*DOCUMENT PASSAGE*.
## Begin

Love of money is the root of all patent litigation. But many plaintiffs in the patent wars are not content to recover damages or reasonable royalties. Their main goal is to prevent rivals from selling competing (and supposedly infringing) products.

Unfortunately, pushing popular products off the market can do far more than simply dent the bottom line of defendants. Such injunctions can produce “catastrophic” effects on competition, consumers and the economy, according to Richard Gilbert, an economics professor at the University of California at Berkeley. Courts thus need to be cautious about granting injunctions for patent infringement, many experts assert.

Limiting the availability of such injunctions would bring another benefit. If injunctive relief were unavailable, patentees would have much less to gain from infringement suits. They would need to think harder about when it is worthwhile to prosecute infringement actions. The result would likely be fewer lawsuits that settle more quickly.

Over the past six years, the US courts have made it significantly tougher for patentees to get injunctions against infringers. These injunctions used to be routinely granted, but that ended in May 2006, when the US Supreme Court handed down its decision in eBay Inc. v. MercExchange LLC. The high court held that in order to obtain an injunction, a patentee must prove that it would suffer “irreparable harm” from a defendant’s continued infringement and that damages would not provide adequate compensation.

Since that ruling, the US courts have interpreted this standard more and more rigorously. Injunctions in patent suits have become far less common.

Patentees have responded by filing a growing number of infringement complaints with the International Trade Commission (ITC). This agency of the US government cannot levy damages against infringers or halt purely domestic infringements. It is an attractive forum for patentees, however, because whenever it finds infringement, the ITC is required by statute to provide injunctive-type relief. The agency must order the seizure of infringing imports and issue exclusion orders, which forbid infringing items from being imported into the US.

There is only one exception. The statute, 37 USC 1337(d)(1), states that the ITC can limit or deny an exclusion order if the order would be too harmful to “the public health and welfare, competitive conditions in the United States economy, the production of like or directly competitive articles in the United States, [or] United States consumers.”

The ITC has been loath to use this public interest exception. The agency has used this exception only twice in modern times, according to Prof. Colleen Chien of Santa Clara University Law School. In 2007, the ITC found Qualcomm cellphones and PDAs violated a US patent held by Broadcom, but applied an exclusion order [pdf] only against new models of Qualcomm products. In order to avoid harm to the public, the ITC allowed Qualcomm to continue to import and sell in the US existing models of its cell phones and PDAs.

In late 2011, the ITC found that HTC’s Android smartphones violated a US patent owned by Apple, but issued an exclusion order [pdf] that did not go into effect for four months. That delay greatly limited the harm to consumers and to competition in the smartphone market – and it provided HTC time to design around the patent.

Such rulings may become more common, according to many experts. The 2011 HTC ruling “may signal an important shift,” said Kelly Kubasta, a partner in the law firm of Klemchuk Kubasta. “The ITC’s decision to delay implementation of the importation ban may indicate a stronger consideration of public interest factors.”

There are certainly pressures on the ITC to make such a shift. “There’s a rising tide of opinion that the ITC should apply some discretion in their exclusion orders,” Kubasta said.

## End

*GIVEN PROBLEM 1*. Return, unchanged, the records from their first line through the line that contains "square-d7[interactable]: [148, 55, 161, 68]", including both of those lines.

*RECORDS FOR PROCESSING*.
## Begin

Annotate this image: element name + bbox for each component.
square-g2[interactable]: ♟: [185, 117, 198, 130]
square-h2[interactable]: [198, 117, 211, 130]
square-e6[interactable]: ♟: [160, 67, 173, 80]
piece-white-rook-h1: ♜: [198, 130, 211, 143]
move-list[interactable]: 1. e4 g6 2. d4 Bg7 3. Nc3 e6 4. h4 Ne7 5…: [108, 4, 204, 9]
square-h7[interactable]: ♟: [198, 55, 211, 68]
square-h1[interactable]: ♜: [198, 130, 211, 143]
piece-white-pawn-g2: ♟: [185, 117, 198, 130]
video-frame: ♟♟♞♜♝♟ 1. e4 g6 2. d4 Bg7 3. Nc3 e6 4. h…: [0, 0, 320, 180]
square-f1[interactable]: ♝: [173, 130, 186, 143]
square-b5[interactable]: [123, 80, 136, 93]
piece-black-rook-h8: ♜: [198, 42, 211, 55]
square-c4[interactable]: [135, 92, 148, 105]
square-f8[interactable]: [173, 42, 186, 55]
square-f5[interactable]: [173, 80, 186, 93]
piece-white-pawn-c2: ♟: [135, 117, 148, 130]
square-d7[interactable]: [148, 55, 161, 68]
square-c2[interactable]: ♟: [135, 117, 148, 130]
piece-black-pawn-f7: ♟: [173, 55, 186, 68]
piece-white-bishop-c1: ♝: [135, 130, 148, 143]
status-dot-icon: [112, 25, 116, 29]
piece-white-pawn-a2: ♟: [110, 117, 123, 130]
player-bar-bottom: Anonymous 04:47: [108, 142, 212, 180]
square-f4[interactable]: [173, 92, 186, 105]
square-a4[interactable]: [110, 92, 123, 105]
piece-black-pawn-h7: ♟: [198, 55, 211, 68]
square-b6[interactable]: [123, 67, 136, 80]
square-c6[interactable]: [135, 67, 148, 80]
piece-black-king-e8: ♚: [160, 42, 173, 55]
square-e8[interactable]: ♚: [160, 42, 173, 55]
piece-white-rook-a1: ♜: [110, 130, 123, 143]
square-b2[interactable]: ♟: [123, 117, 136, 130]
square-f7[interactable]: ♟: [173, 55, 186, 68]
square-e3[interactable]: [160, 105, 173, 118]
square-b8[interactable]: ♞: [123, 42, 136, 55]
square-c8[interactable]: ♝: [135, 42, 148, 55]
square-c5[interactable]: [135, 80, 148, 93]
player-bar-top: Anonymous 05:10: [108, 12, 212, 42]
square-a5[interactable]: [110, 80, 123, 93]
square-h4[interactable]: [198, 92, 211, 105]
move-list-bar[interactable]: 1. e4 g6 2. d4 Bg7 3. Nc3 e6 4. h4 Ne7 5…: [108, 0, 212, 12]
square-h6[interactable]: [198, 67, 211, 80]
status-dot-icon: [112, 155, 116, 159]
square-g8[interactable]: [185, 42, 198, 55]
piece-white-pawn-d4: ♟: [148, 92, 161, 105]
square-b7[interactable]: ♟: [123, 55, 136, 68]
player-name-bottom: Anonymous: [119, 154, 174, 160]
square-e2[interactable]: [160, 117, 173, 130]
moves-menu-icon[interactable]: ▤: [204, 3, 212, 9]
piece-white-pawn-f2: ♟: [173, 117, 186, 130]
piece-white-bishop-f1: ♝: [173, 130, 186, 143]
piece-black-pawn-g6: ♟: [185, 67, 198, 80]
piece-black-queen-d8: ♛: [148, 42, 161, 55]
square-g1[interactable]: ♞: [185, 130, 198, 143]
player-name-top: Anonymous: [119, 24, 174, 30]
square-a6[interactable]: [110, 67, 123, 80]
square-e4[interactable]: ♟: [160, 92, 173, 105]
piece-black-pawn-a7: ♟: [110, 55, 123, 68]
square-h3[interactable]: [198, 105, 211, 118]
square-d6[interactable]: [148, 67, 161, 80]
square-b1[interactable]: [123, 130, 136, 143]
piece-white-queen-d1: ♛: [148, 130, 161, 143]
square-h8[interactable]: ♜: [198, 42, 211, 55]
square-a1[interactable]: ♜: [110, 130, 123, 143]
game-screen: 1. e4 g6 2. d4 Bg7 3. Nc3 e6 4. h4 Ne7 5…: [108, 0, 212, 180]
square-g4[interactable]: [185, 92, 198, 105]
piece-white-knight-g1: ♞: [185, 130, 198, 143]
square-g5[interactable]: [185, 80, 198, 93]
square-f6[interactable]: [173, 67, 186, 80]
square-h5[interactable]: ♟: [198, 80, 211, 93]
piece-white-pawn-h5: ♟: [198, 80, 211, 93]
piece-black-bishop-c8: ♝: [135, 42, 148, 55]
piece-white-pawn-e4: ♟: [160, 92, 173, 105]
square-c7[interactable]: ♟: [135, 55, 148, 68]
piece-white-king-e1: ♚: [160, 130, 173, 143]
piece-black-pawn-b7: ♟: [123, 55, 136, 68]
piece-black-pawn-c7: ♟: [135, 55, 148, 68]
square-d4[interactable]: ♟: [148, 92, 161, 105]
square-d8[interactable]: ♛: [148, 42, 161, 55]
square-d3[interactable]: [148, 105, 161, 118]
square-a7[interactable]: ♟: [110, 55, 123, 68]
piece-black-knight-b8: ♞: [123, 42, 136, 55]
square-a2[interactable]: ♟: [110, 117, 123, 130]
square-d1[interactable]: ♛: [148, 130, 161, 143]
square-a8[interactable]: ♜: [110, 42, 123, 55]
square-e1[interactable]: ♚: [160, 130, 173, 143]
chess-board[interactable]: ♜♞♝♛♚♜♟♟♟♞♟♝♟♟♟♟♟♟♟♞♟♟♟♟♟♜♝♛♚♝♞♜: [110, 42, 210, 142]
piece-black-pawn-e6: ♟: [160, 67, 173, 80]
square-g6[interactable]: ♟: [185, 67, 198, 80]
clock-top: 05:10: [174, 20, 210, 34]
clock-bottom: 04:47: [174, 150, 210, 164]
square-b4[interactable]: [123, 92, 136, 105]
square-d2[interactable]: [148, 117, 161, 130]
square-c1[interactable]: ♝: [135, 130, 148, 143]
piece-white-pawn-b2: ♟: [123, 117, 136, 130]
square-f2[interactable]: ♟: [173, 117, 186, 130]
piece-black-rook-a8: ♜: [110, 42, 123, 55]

## End

*GIVEN PROBLEM 2*. Retype, without any change, the part of the passage on patent injunctions that opens with the words containing "Love of money" and closes with "many experts assert.".

*TASK ANSWER 1*.
Annotate this image: element name + bbox for each component.
square-g2[interactable]: ♟: [185, 117, 198, 130]
square-h2[interactable]: [198, 117, 211, 130]
square-e6[interactable]: ♟: [160, 67, 173, 80]
piece-white-rook-h1: ♜: [198, 130, 211, 143]
move-list[interactable]: 1. e4 g6 2. d4 Bg7 3. Nc3 e6 4. h4 Ne7 5…: [108, 4, 204, 9]
square-h7[interactable]: ♟: [198, 55, 211, 68]
square-h1[interactable]: ♜: [198, 130, 211, 143]
piece-white-pawn-g2: ♟: [185, 117, 198, 130]
video-frame: ♟♟♞♜♝♟ 1. e4 g6 2. d4 Bg7 3. Nc3 e6 4. h…: [0, 0, 320, 180]
square-f1[interactable]: ♝: [173, 130, 186, 143]
square-b5[interactable]: [123, 80, 136, 93]
piece-black-rook-h8: ♜: [198, 42, 211, 55]
square-c4[interactable]: [135, 92, 148, 105]
square-f8[interactable]: [173, 42, 186, 55]
square-f5[interactable]: [173, 80, 186, 93]
piece-white-pawn-c2: ♟: [135, 117, 148, 130]
square-d7[interactable]: [148, 55, 161, 68]

*TASK ANSWER 2*.
Love of money is the root of all patent litigation. But many plaintiffs in the patent wars are not content to recover damages or reasonable royalties. Their main goal is to prevent rivals from selling competing (and supposedly infringing) products.

Unfortunately, pushing popular products off the market can do far more than simply dent the bottom line of defendants. Such injunctions can produce “catastrophic” effects on competition, consumers and the economy, according to Richard Gilbert, an economics professor at the University of California at Berkeley. Courts thus need to be cautious about granting injunctions for patent infringement, many experts assert.